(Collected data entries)

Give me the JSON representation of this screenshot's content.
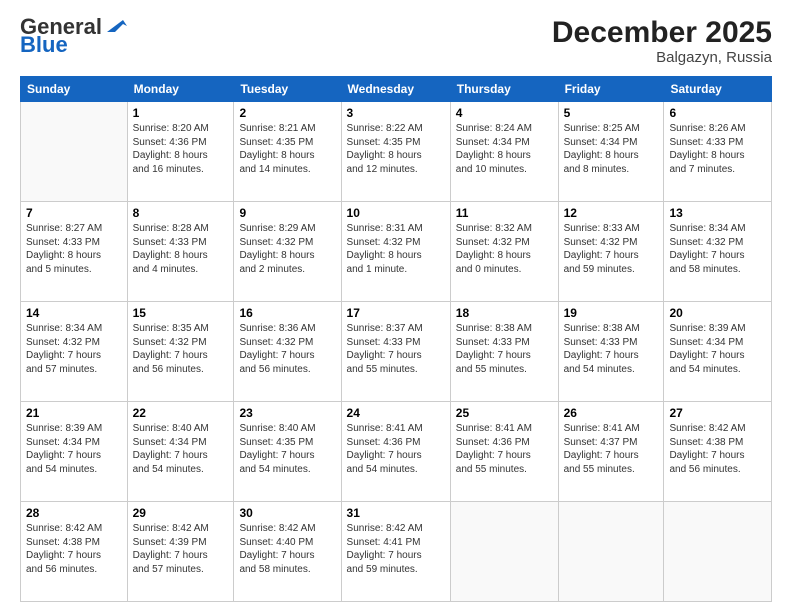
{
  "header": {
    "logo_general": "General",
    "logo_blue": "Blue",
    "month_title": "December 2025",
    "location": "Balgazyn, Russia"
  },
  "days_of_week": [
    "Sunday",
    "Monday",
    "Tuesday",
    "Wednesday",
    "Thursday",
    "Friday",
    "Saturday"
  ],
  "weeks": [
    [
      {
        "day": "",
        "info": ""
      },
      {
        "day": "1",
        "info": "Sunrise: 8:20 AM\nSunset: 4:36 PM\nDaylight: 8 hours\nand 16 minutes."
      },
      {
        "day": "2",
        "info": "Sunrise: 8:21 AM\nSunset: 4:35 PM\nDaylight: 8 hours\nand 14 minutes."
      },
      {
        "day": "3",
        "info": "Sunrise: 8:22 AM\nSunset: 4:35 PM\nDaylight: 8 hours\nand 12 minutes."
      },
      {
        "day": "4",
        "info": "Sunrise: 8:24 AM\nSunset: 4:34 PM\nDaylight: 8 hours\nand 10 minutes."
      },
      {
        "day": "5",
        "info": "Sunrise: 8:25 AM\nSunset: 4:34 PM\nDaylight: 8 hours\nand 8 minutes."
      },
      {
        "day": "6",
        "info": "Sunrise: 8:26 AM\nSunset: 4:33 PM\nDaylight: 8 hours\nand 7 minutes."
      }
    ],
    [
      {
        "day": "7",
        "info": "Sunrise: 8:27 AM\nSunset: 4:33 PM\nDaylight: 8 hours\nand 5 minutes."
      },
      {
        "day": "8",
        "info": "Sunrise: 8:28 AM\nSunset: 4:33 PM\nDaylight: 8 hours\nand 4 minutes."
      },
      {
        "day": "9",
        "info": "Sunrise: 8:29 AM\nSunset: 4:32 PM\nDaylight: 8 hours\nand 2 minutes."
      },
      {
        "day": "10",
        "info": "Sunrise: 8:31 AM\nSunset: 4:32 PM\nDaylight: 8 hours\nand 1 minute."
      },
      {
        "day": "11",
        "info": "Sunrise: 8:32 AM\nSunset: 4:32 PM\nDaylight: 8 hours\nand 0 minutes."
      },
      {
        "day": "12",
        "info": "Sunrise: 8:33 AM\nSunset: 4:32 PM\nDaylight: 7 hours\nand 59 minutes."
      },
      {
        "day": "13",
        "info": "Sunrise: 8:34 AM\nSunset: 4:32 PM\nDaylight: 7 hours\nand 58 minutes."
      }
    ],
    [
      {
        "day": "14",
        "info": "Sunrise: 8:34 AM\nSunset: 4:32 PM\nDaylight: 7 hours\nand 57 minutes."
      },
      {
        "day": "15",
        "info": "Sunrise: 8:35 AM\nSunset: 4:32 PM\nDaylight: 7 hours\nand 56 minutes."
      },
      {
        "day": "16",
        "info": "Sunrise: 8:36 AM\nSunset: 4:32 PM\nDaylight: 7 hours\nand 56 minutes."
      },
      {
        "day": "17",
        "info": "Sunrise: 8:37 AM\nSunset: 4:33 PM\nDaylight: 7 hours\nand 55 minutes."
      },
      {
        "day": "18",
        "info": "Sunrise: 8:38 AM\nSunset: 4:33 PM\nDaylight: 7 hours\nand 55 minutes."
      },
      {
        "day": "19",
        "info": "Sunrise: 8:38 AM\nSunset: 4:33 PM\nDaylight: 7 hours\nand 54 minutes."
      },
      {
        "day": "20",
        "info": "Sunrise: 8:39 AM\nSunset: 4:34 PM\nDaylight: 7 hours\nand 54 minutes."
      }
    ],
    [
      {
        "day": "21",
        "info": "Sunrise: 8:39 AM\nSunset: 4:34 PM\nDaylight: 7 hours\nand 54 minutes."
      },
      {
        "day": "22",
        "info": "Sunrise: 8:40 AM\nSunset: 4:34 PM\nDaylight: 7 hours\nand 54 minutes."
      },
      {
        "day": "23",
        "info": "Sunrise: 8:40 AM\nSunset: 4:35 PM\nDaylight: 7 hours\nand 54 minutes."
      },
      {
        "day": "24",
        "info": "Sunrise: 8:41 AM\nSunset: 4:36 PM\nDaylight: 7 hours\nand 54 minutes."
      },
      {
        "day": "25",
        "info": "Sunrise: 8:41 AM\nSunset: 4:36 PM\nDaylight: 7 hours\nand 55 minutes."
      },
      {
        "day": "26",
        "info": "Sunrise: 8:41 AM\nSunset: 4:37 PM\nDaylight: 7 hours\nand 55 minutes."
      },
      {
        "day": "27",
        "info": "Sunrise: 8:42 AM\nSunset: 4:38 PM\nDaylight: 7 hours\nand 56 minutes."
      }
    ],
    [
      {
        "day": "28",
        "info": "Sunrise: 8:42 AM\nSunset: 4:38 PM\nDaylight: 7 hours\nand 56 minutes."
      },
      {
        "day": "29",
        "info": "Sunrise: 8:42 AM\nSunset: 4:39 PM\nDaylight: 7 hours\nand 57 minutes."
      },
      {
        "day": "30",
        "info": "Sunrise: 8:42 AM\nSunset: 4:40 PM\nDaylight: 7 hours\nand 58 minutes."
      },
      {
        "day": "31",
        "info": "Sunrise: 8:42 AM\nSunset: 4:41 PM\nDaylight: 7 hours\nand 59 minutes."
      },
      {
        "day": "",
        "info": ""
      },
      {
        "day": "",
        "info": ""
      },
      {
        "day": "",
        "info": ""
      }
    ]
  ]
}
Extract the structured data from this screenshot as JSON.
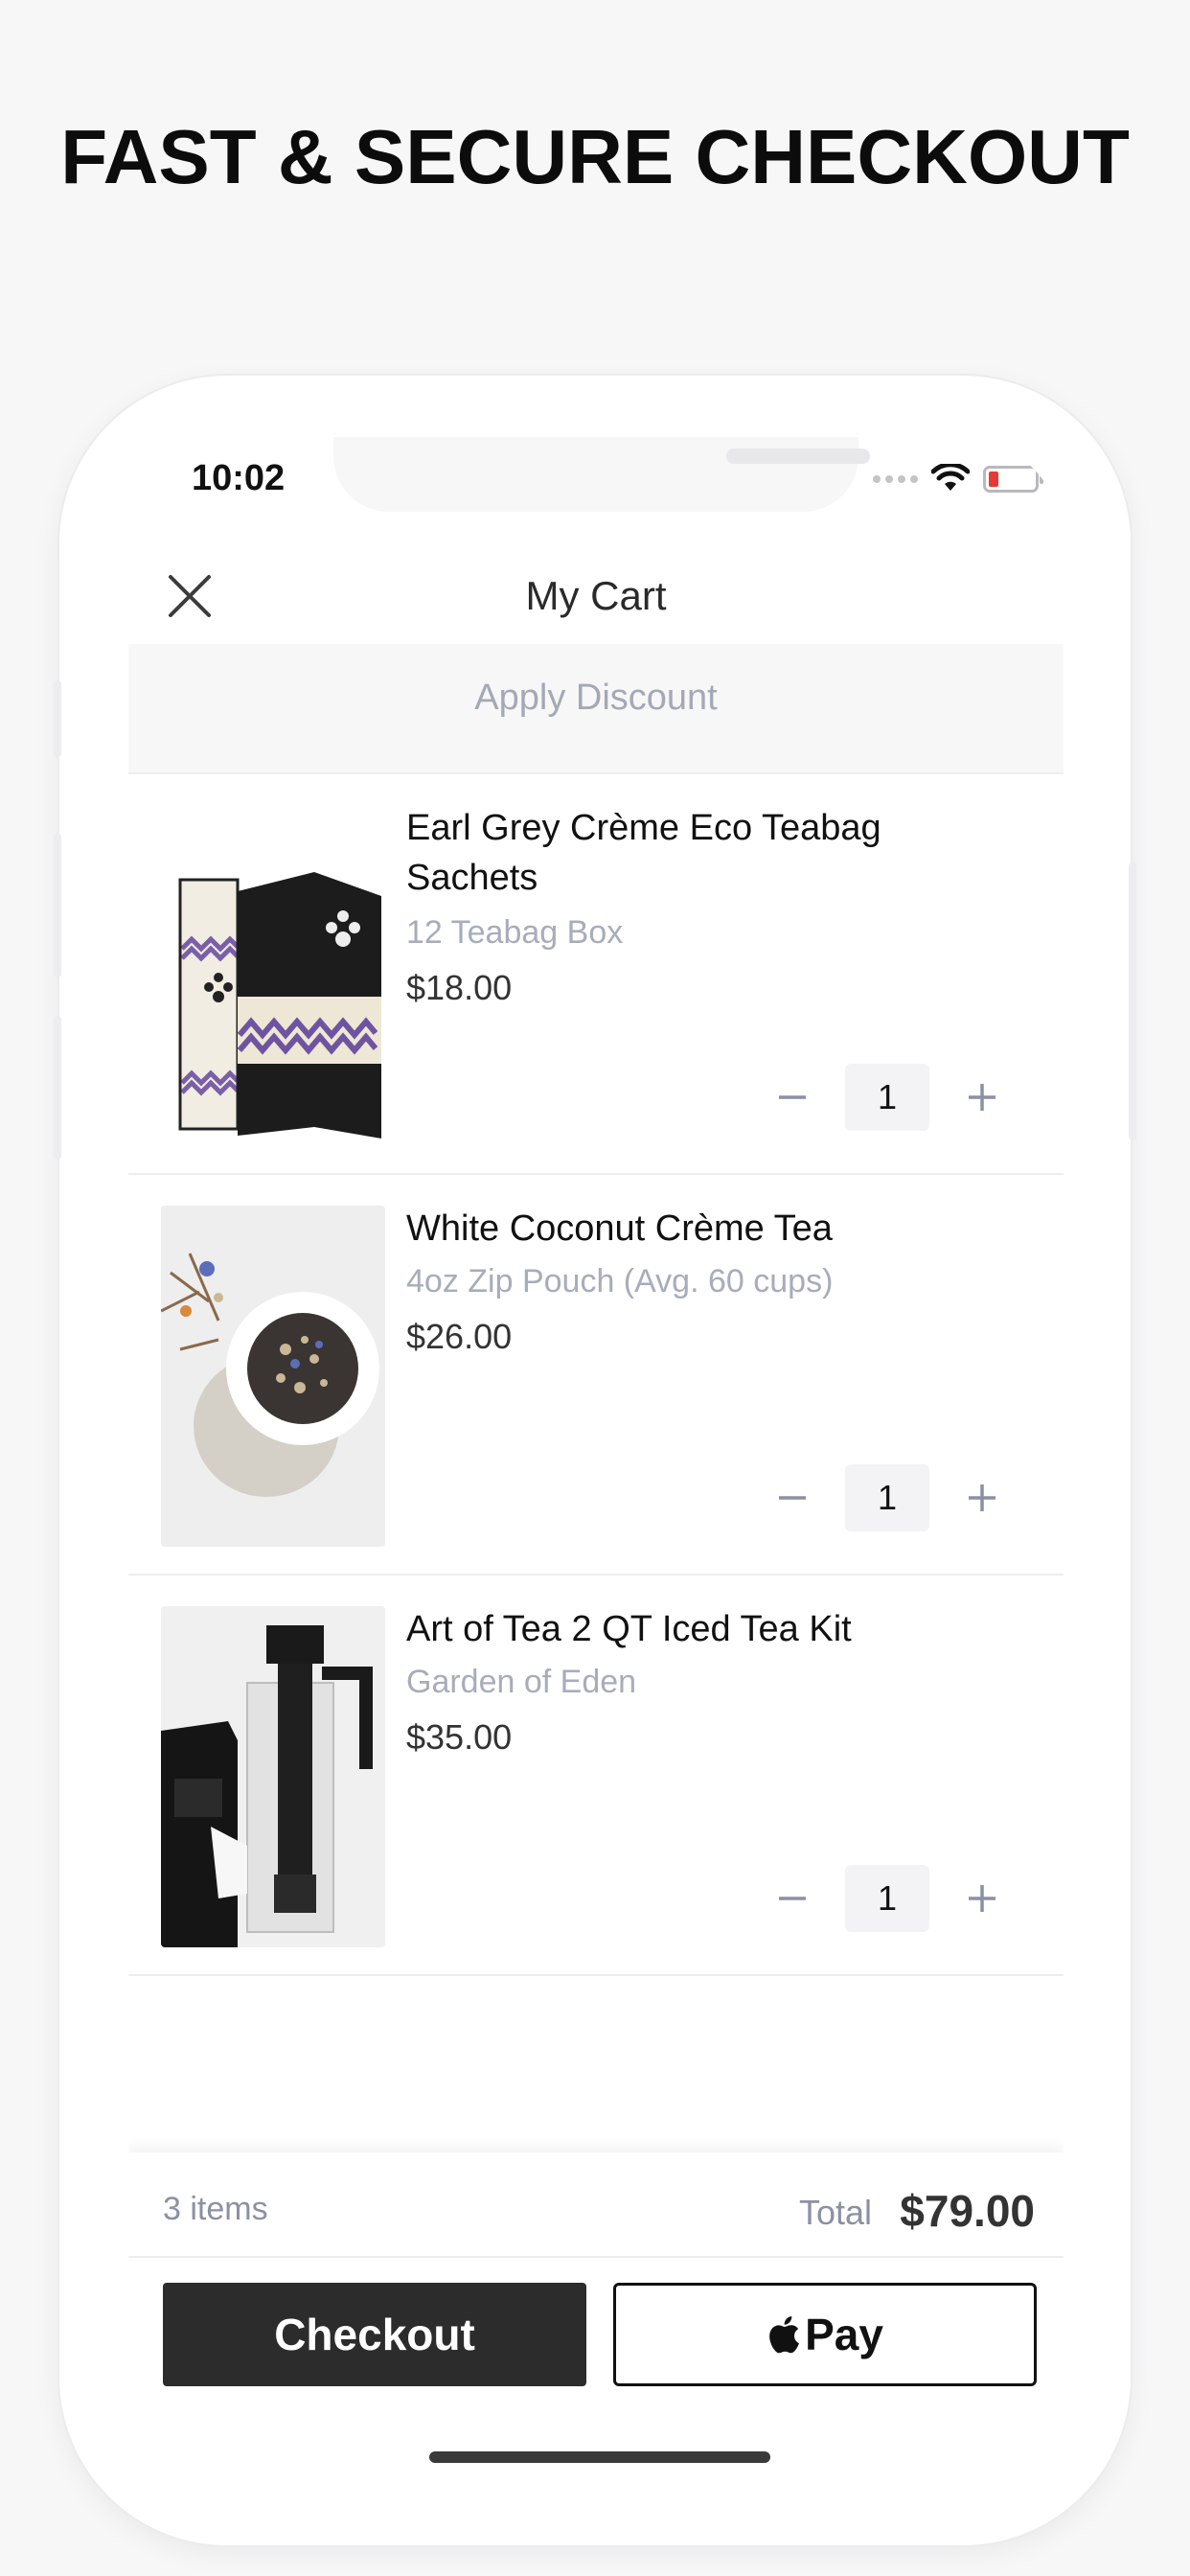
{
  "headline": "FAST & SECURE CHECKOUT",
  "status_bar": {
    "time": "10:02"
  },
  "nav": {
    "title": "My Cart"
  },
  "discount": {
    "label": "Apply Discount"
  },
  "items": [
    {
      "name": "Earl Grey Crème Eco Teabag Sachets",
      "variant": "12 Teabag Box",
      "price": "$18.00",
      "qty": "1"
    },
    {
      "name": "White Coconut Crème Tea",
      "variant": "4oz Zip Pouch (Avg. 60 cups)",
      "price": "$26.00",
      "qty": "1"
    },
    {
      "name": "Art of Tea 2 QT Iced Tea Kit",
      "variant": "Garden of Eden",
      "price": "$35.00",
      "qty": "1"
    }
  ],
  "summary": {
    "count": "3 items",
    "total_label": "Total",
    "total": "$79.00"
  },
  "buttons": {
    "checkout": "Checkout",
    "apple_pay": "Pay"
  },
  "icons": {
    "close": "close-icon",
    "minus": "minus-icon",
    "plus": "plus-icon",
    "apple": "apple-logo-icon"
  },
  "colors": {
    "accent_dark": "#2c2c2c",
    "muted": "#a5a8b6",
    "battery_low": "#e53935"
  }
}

**Required task**
All the lines above are to be given again exactly as they read, with the pictures removed.

**Exercise solution**
Give me the JSON representation of this screenshot's content.
{
  "header": {
    "logo_general": "General",
    "logo_blue": "Blue",
    "month_title": "December 2025",
    "location": "Balgazyn, Russia"
  },
  "days_of_week": [
    "Sunday",
    "Monday",
    "Tuesday",
    "Wednesday",
    "Thursday",
    "Friday",
    "Saturday"
  ],
  "weeks": [
    [
      {
        "day": "",
        "info": ""
      },
      {
        "day": "1",
        "info": "Sunrise: 8:20 AM\nSunset: 4:36 PM\nDaylight: 8 hours\nand 16 minutes."
      },
      {
        "day": "2",
        "info": "Sunrise: 8:21 AM\nSunset: 4:35 PM\nDaylight: 8 hours\nand 14 minutes."
      },
      {
        "day": "3",
        "info": "Sunrise: 8:22 AM\nSunset: 4:35 PM\nDaylight: 8 hours\nand 12 minutes."
      },
      {
        "day": "4",
        "info": "Sunrise: 8:24 AM\nSunset: 4:34 PM\nDaylight: 8 hours\nand 10 minutes."
      },
      {
        "day": "5",
        "info": "Sunrise: 8:25 AM\nSunset: 4:34 PM\nDaylight: 8 hours\nand 8 minutes."
      },
      {
        "day": "6",
        "info": "Sunrise: 8:26 AM\nSunset: 4:33 PM\nDaylight: 8 hours\nand 7 minutes."
      }
    ],
    [
      {
        "day": "7",
        "info": "Sunrise: 8:27 AM\nSunset: 4:33 PM\nDaylight: 8 hours\nand 5 minutes."
      },
      {
        "day": "8",
        "info": "Sunrise: 8:28 AM\nSunset: 4:33 PM\nDaylight: 8 hours\nand 4 minutes."
      },
      {
        "day": "9",
        "info": "Sunrise: 8:29 AM\nSunset: 4:32 PM\nDaylight: 8 hours\nand 2 minutes."
      },
      {
        "day": "10",
        "info": "Sunrise: 8:31 AM\nSunset: 4:32 PM\nDaylight: 8 hours\nand 1 minute."
      },
      {
        "day": "11",
        "info": "Sunrise: 8:32 AM\nSunset: 4:32 PM\nDaylight: 8 hours\nand 0 minutes."
      },
      {
        "day": "12",
        "info": "Sunrise: 8:33 AM\nSunset: 4:32 PM\nDaylight: 7 hours\nand 59 minutes."
      },
      {
        "day": "13",
        "info": "Sunrise: 8:34 AM\nSunset: 4:32 PM\nDaylight: 7 hours\nand 58 minutes."
      }
    ],
    [
      {
        "day": "14",
        "info": "Sunrise: 8:34 AM\nSunset: 4:32 PM\nDaylight: 7 hours\nand 57 minutes."
      },
      {
        "day": "15",
        "info": "Sunrise: 8:35 AM\nSunset: 4:32 PM\nDaylight: 7 hours\nand 56 minutes."
      },
      {
        "day": "16",
        "info": "Sunrise: 8:36 AM\nSunset: 4:32 PM\nDaylight: 7 hours\nand 56 minutes."
      },
      {
        "day": "17",
        "info": "Sunrise: 8:37 AM\nSunset: 4:33 PM\nDaylight: 7 hours\nand 55 minutes."
      },
      {
        "day": "18",
        "info": "Sunrise: 8:38 AM\nSunset: 4:33 PM\nDaylight: 7 hours\nand 55 minutes."
      },
      {
        "day": "19",
        "info": "Sunrise: 8:38 AM\nSunset: 4:33 PM\nDaylight: 7 hours\nand 54 minutes."
      },
      {
        "day": "20",
        "info": "Sunrise: 8:39 AM\nSunset: 4:34 PM\nDaylight: 7 hours\nand 54 minutes."
      }
    ],
    [
      {
        "day": "21",
        "info": "Sunrise: 8:39 AM\nSunset: 4:34 PM\nDaylight: 7 hours\nand 54 minutes."
      },
      {
        "day": "22",
        "info": "Sunrise: 8:40 AM\nSunset: 4:34 PM\nDaylight: 7 hours\nand 54 minutes."
      },
      {
        "day": "23",
        "info": "Sunrise: 8:40 AM\nSunset: 4:35 PM\nDaylight: 7 hours\nand 54 minutes."
      },
      {
        "day": "24",
        "info": "Sunrise: 8:41 AM\nSunset: 4:36 PM\nDaylight: 7 hours\nand 54 minutes."
      },
      {
        "day": "25",
        "info": "Sunrise: 8:41 AM\nSunset: 4:36 PM\nDaylight: 7 hours\nand 55 minutes."
      },
      {
        "day": "26",
        "info": "Sunrise: 8:41 AM\nSunset: 4:37 PM\nDaylight: 7 hours\nand 55 minutes."
      },
      {
        "day": "27",
        "info": "Sunrise: 8:42 AM\nSunset: 4:38 PM\nDaylight: 7 hours\nand 56 minutes."
      }
    ],
    [
      {
        "day": "28",
        "info": "Sunrise: 8:42 AM\nSunset: 4:38 PM\nDaylight: 7 hours\nand 56 minutes."
      },
      {
        "day": "29",
        "info": "Sunrise: 8:42 AM\nSunset: 4:39 PM\nDaylight: 7 hours\nand 57 minutes."
      },
      {
        "day": "30",
        "info": "Sunrise: 8:42 AM\nSunset: 4:40 PM\nDaylight: 7 hours\nand 58 minutes."
      },
      {
        "day": "31",
        "info": "Sunrise: 8:42 AM\nSunset: 4:41 PM\nDaylight: 7 hours\nand 59 minutes."
      },
      {
        "day": "",
        "info": ""
      },
      {
        "day": "",
        "info": ""
      },
      {
        "day": "",
        "info": ""
      }
    ]
  ]
}
Extract the structured data from this screenshot as JSON.
{
  "headline": "FAST & SECURE CHECKOUT",
  "status_bar": {
    "time": "10:02"
  },
  "nav": {
    "title": "My Cart"
  },
  "discount": {
    "label": "Apply Discount"
  },
  "items": [
    {
      "name": "Earl Grey Crème Eco Teabag Sachets",
      "variant": "12 Teabag Box",
      "price": "$18.00",
      "qty": "1"
    },
    {
      "name": "White Coconut Crème Tea",
      "variant": "4oz Zip Pouch (Avg. 60 cups)",
      "price": "$26.00",
      "qty": "1"
    },
    {
      "name": "Art of Tea 2 QT Iced Tea Kit",
      "variant": "Garden of Eden",
      "price": "$35.00",
      "qty": "1"
    }
  ],
  "summary": {
    "count": "3 items",
    "total_label": "Total",
    "total": "$79.00"
  },
  "buttons": {
    "checkout": "Checkout",
    "apple_pay": "Pay"
  },
  "icons": {
    "close": "close-icon",
    "minus": "minus-icon",
    "plus": "plus-icon",
    "apple": "apple-logo-icon"
  },
  "colors": {
    "accent_dark": "#2c2c2c",
    "muted": "#a5a8b6",
    "battery_low": "#e53935"
  }
}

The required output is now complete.